[start]

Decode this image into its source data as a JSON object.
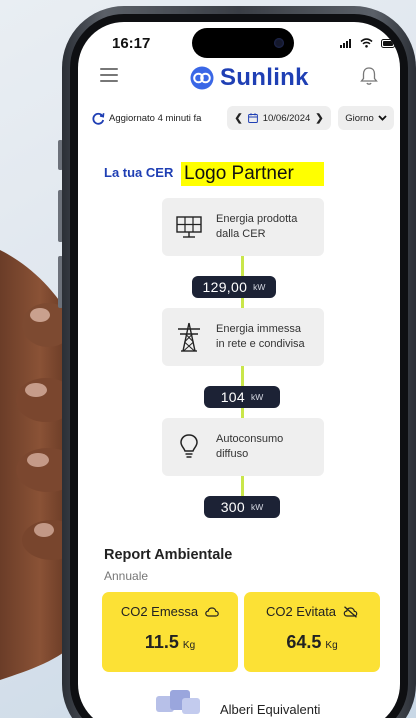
{
  "status_bar": {
    "time": "16:17"
  },
  "header": {
    "app_name": "Sunlink"
  },
  "toolbar": {
    "updated_text": "Aggiornato 4 minuti fa",
    "date": "10/06/2024",
    "period": "Giorno"
  },
  "cer": {
    "title": "La tua CER",
    "partner_logo": "Logo Partner",
    "nodes": [
      {
        "label_line1": "Energia prodotta",
        "label_line2": "dalla CER",
        "value": "129,00",
        "unit": "kW",
        "icon": "solar-panel-icon"
      },
      {
        "label_line1": "Energia immessa",
        "label_line2": "in rete e condivisa",
        "value": "104",
        "unit": "kW",
        "icon": "power-tower-icon"
      },
      {
        "label_line1": "Autoconsumo",
        "label_line2": "diffuso",
        "value": "300",
        "unit": "kW",
        "icon": "lightbulb-icon"
      }
    ]
  },
  "report": {
    "title": "Report Ambientale",
    "subtitle": "Annuale",
    "emitted": {
      "label": "CO2 Emessa",
      "value": "11.5",
      "unit": "Kg"
    },
    "avoided": {
      "label": "CO2 Evitata",
      "value": "64.5",
      "unit": "Kg"
    },
    "trees_label": "Alberi Equivalenti"
  },
  "colors": {
    "brand_blue": "#1f3fb4",
    "flow_line": "#c9e64a",
    "co2_card": "#fce135",
    "value_pill": "#1c2235"
  }
}
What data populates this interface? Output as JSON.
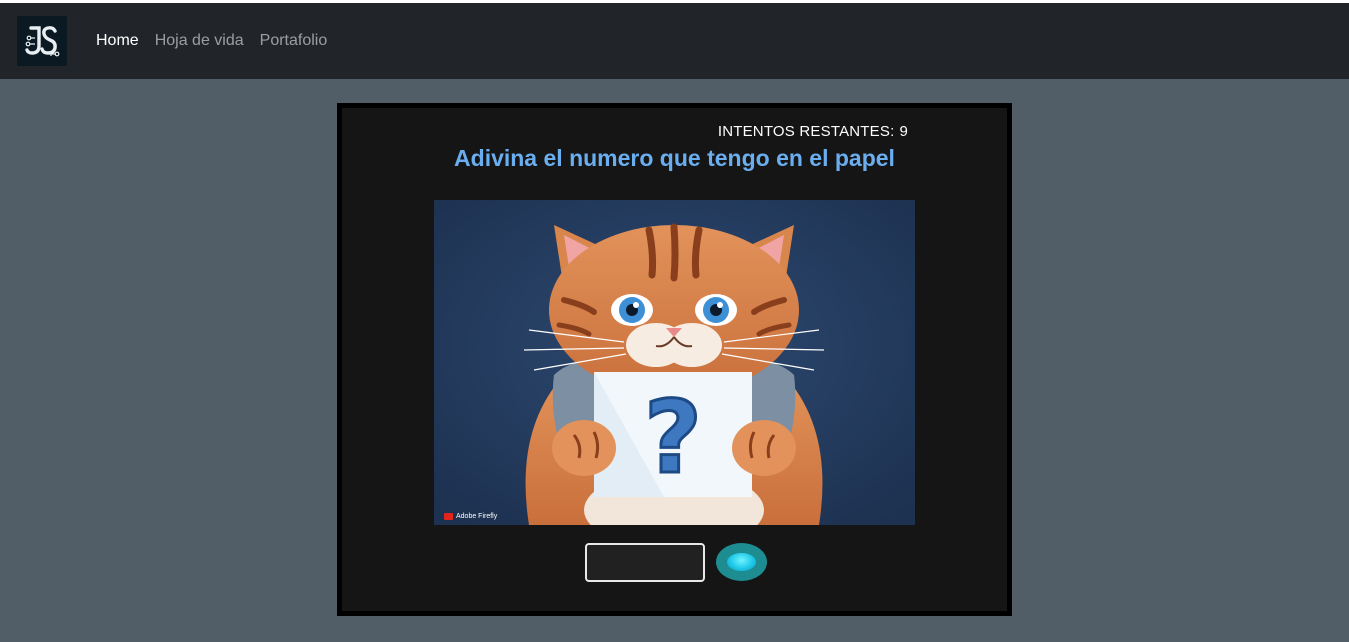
{
  "navbar": {
    "brand_icon": "js-logo-icon",
    "links": [
      {
        "label": "Home",
        "active": true
      },
      {
        "label": "Hoja de vida",
        "active": false
      },
      {
        "label": "Portafolio",
        "active": false
      }
    ]
  },
  "game": {
    "attempts_label": "INTENTOS RESTANTES:",
    "attempts_value": "9",
    "title": "Adivina el numero que tengo en el papel",
    "image_icon": "cat-holding-question-mark-sign",
    "watermark": "Adobe Firefly",
    "input": {
      "value": "",
      "placeholder": ""
    },
    "submit_icon": "cyan-oval-button-icon"
  },
  "colors": {
    "page_background": "#525e67",
    "navbar_background": "#212529",
    "card_background": "#151515",
    "title_color": "#6aaef0",
    "button_color": "#1d8d91"
  }
}
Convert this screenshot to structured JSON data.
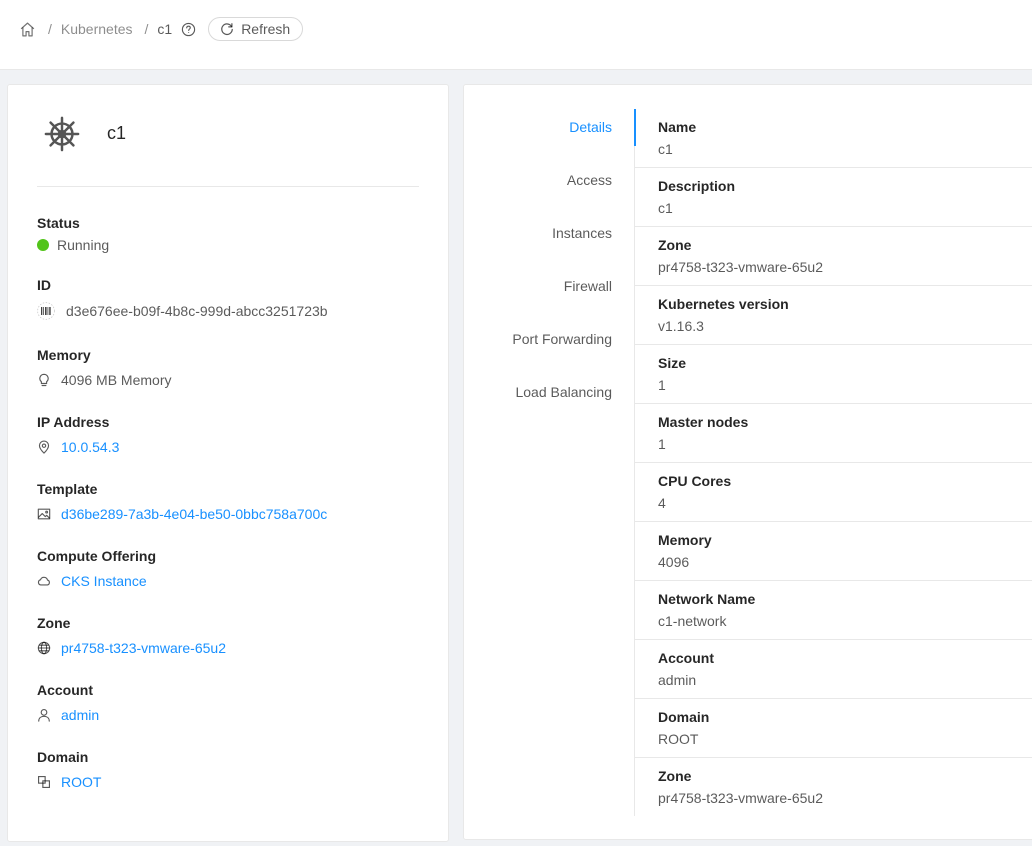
{
  "breadcrumb": {
    "home_icon": "home-icon",
    "sep": "/",
    "section": "Kubernetes",
    "current": "c1",
    "help_icon": "question-circle-icon",
    "refresh_label": "Refresh"
  },
  "resource": {
    "icon": "kubernetes-helm-icon",
    "name": "c1"
  },
  "info": {
    "status_label": "Status",
    "status_value": "Running",
    "status_color": "#52c41a",
    "id_label": "ID",
    "id_value": "d3e676ee-b09f-4b8c-999d-abcc3251723b",
    "memory_label": "Memory",
    "memory_value": "4096 MB Memory",
    "ip_label": "IP Address",
    "ip_value": "10.0.54.3",
    "template_label": "Template",
    "template_value": "d36be289-7a3b-4e04-be50-0bbc758a700c",
    "offering_label": "Compute Offering",
    "offering_value": "CKS Instance",
    "zone_label": "Zone",
    "zone_value": "pr4758-t323-vmware-65u2",
    "account_label": "Account",
    "account_value": "admin",
    "domain_label": "Domain",
    "domain_value": "ROOT"
  },
  "tabs": [
    {
      "label": "Details",
      "active": true
    },
    {
      "label": "Access",
      "active": false
    },
    {
      "label": "Instances",
      "active": false
    },
    {
      "label": "Firewall",
      "active": false
    },
    {
      "label": "Port Forwarding",
      "active": false
    },
    {
      "label": "Load Balancing",
      "active": false
    }
  ],
  "details": [
    {
      "label": "Name",
      "value": "c1"
    },
    {
      "label": "Description",
      "value": "c1"
    },
    {
      "label": "Zone",
      "value": "pr4758-t323-vmware-65u2"
    },
    {
      "label": "Kubernetes version",
      "value": "v1.16.3"
    },
    {
      "label": "Size",
      "value": "1"
    },
    {
      "label": "Master nodes",
      "value": "1"
    },
    {
      "label": "CPU Cores",
      "value": "4"
    },
    {
      "label": "Memory",
      "value": "4096"
    },
    {
      "label": "Network Name",
      "value": "c1-network"
    },
    {
      "label": "Account",
      "value": "admin"
    },
    {
      "label": "Domain",
      "value": "ROOT"
    },
    {
      "label": "Zone",
      "value": "pr4758-t323-vmware-65u2"
    }
  ],
  "colors": {
    "accent": "#1890ff",
    "running": "#52c41a"
  }
}
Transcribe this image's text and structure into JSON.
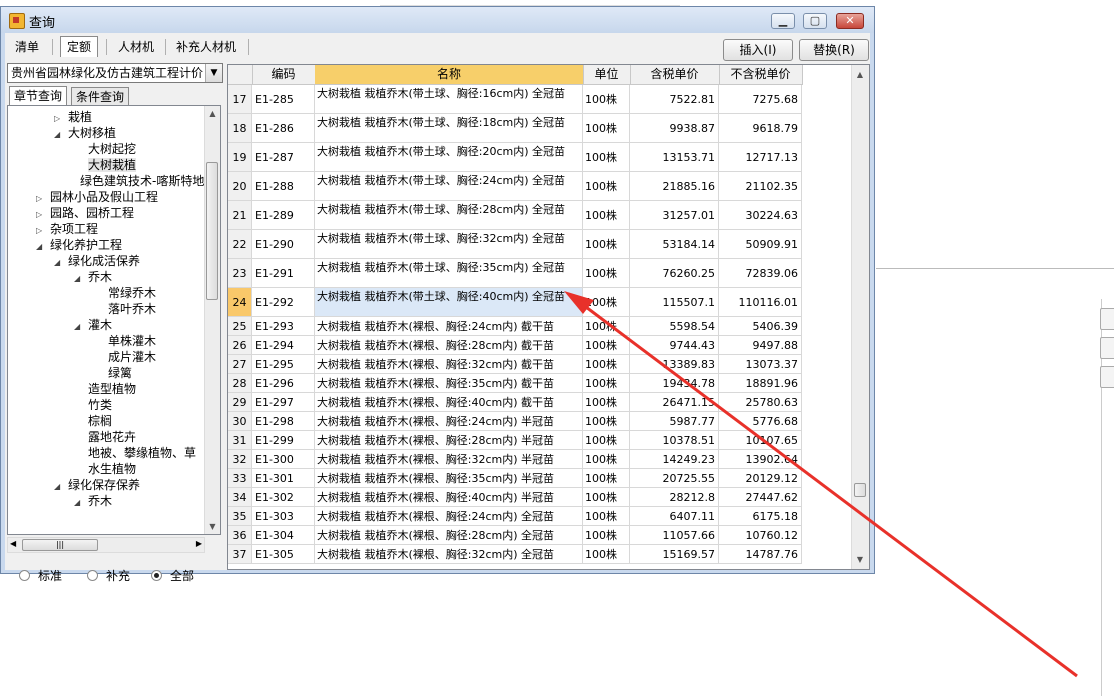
{
  "window": {
    "title": "查询"
  },
  "tabs": [
    "清单",
    "定额",
    "人材机",
    "补充人材机"
  ],
  "actions": {
    "insert": "插入(I)",
    "replace": "替换(R)"
  },
  "left": {
    "combo": "贵州省园林绿化及仿古建筑工程计价",
    "subtabs": [
      "章节查询",
      "条件查询"
    ],
    "tree": [
      {
        "label": "栽植",
        "toggle": "▷"
      },
      {
        "label": "大树移植",
        "toggle": "◢"
      },
      {
        "label": "大树起挖",
        "toggle": ""
      },
      {
        "label": "大树栽植",
        "toggle": ""
      },
      {
        "label": "绿色建筑技术-喀斯特地",
        "toggle": ""
      },
      {
        "label": "园林小品及假山工程",
        "toggle": "▷"
      },
      {
        "label": "园路、园桥工程",
        "toggle": "▷"
      },
      {
        "label": "杂项工程",
        "toggle": "▷"
      },
      {
        "label": "绿化养护工程",
        "toggle": "◢"
      },
      {
        "label": "绿化成活保养",
        "toggle": "◢"
      },
      {
        "label": "乔木",
        "toggle": "◢"
      },
      {
        "label": "常绿乔木",
        "toggle": ""
      },
      {
        "label": "落叶乔木",
        "toggle": ""
      },
      {
        "label": "灌木",
        "toggle": "◢"
      },
      {
        "label": "单株灌木",
        "toggle": ""
      },
      {
        "label": "成片灌木",
        "toggle": ""
      },
      {
        "label": "绿篱",
        "toggle": ""
      },
      {
        "label": "造型植物",
        "toggle": ""
      },
      {
        "label": "竹类",
        "toggle": ""
      },
      {
        "label": "棕榈",
        "toggle": ""
      },
      {
        "label": "露地花卉",
        "toggle": ""
      },
      {
        "label": "地被、攀缘植物、草",
        "toggle": ""
      },
      {
        "label": "水生植物",
        "toggle": ""
      },
      {
        "label": "绿化保存保养",
        "toggle": "◢"
      },
      {
        "label": "乔木",
        "toggle": "◢"
      }
    ],
    "radios": [
      "标准",
      "补充",
      "全部"
    ],
    "radio_selected": "全部"
  },
  "grid": {
    "headers": [
      "",
      "编码",
      "名称",
      "单位",
      "含税单价",
      "不含税单价"
    ],
    "rows": [
      {
        "idx": "17",
        "code": "E1-285",
        "name": "大树栽植 栽植乔木(带土球、胸径:16cm内) 全冠苗",
        "unit": "100株",
        "tax": "7522.81",
        "notax": "7275.68"
      },
      {
        "idx": "18",
        "code": "E1-286",
        "name": "大树栽植 栽植乔木(带土球、胸径:18cm内) 全冠苗",
        "unit": "100株",
        "tax": "9938.87",
        "notax": "9618.79"
      },
      {
        "idx": "19",
        "code": "E1-287",
        "name": "大树栽植 栽植乔木(带土球、胸径:20cm内) 全冠苗",
        "unit": "100株",
        "tax": "13153.71",
        "notax": "12717.13"
      },
      {
        "idx": "20",
        "code": "E1-288",
        "name": "大树栽植 栽植乔木(带土球、胸径:24cm内) 全冠苗",
        "unit": "100株",
        "tax": "21885.16",
        "notax": "21102.35"
      },
      {
        "idx": "21",
        "code": "E1-289",
        "name": "大树栽植 栽植乔木(带土球、胸径:28cm内) 全冠苗",
        "unit": "100株",
        "tax": "31257.01",
        "notax": "30224.63"
      },
      {
        "idx": "22",
        "code": "E1-290",
        "name": "大树栽植 栽植乔木(带土球、胸径:32cm内) 全冠苗",
        "unit": "100株",
        "tax": "53184.14",
        "notax": "50909.91"
      },
      {
        "idx": "23",
        "code": "E1-291",
        "name": "大树栽植 栽植乔木(带土球、胸径:35cm内) 全冠苗",
        "unit": "100株",
        "tax": "76260.25",
        "notax": "72839.06"
      },
      {
        "idx": "24",
        "code": "E1-292",
        "name": "大树栽植 栽植乔木(带土球、胸径:40cm内) 全冠苗",
        "unit": "100株",
        "tax": "115507.1",
        "notax": "110116.01"
      },
      {
        "idx": "25",
        "code": "E1-293",
        "name": "大树栽植 栽植乔木(裸根、胸径:24cm内) 截干苗",
        "unit": "100株",
        "tax": "5598.54",
        "notax": "5406.39"
      },
      {
        "idx": "26",
        "code": "E1-294",
        "name": "大树栽植 栽植乔木(裸根、胸径:28cm内) 截干苗",
        "unit": "100株",
        "tax": "9744.43",
        "notax": "9497.88"
      },
      {
        "idx": "27",
        "code": "E1-295",
        "name": "大树栽植 栽植乔木(裸根、胸径:32cm内) 截干苗",
        "unit": "100株",
        "tax": "13389.83",
        "notax": "13073.37"
      },
      {
        "idx": "28",
        "code": "E1-296",
        "name": "大树栽植 栽植乔木(裸根、胸径:35cm内) 截干苗",
        "unit": "100株",
        "tax": "19434.78",
        "notax": "18891.96"
      },
      {
        "idx": "29",
        "code": "E1-297",
        "name": "大树栽植 栽植乔木(裸根、胸径:40cm内) 截干苗",
        "unit": "100株",
        "tax": "26471.15",
        "notax": "25780.63"
      },
      {
        "idx": "30",
        "code": "E1-298",
        "name": "大树栽植 栽植乔木(裸根、胸径:24cm内) 半冠苗",
        "unit": "100株",
        "tax": "5987.77",
        "notax": "5776.68"
      },
      {
        "idx": "31",
        "code": "E1-299",
        "name": "大树栽植 栽植乔木(裸根、胸径:28cm内) 半冠苗",
        "unit": "100株",
        "tax": "10378.51",
        "notax": "10107.65"
      },
      {
        "idx": "32",
        "code": "E1-300",
        "name": "大树栽植 栽植乔木(裸根、胸径:32cm内) 半冠苗",
        "unit": "100株",
        "tax": "14249.23",
        "notax": "13902.64"
      },
      {
        "idx": "33",
        "code": "E1-301",
        "name": "大树栽植 栽植乔木(裸根、胸径:35cm内) 半冠苗",
        "unit": "100株",
        "tax": "20725.55",
        "notax": "20129.12"
      },
      {
        "idx": "34",
        "code": "E1-302",
        "name": "大树栽植 栽植乔木(裸根、胸径:40cm内) 半冠苗",
        "unit": "100株",
        "tax": "28212.8",
        "notax": "27447.62"
      },
      {
        "idx": "35",
        "code": "E1-303",
        "name": "大树栽植 栽植乔木(裸根、胸径:24cm内) 全冠苗",
        "unit": "100株",
        "tax": "6407.11",
        "notax": "6175.18"
      },
      {
        "idx": "36",
        "code": "E1-304",
        "name": "大树栽植 栽植乔木(裸根、胸径:28cm内) 全冠苗",
        "unit": "100株",
        "tax": "11057.66",
        "notax": "10760.12"
      },
      {
        "idx": "37",
        "code": "E1-305",
        "name": "大树栽植 栽植乔木(裸根、胸径:32cm内) 全冠苗",
        "unit": "100株",
        "tax": "15169.57",
        "notax": "14787.76"
      }
    ],
    "selected_idx": "24"
  },
  "colors": {
    "annotation_arrow": "#e8312a",
    "header_highlight": "#f7cf6a",
    "selected_index": "#f9c86a"
  }
}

[end]

WRITTEN PROBLEM
State how many lines in the entries above include the word "Memory"; reply with the number alone.

SOLUTION TO THIS EXERCISE
3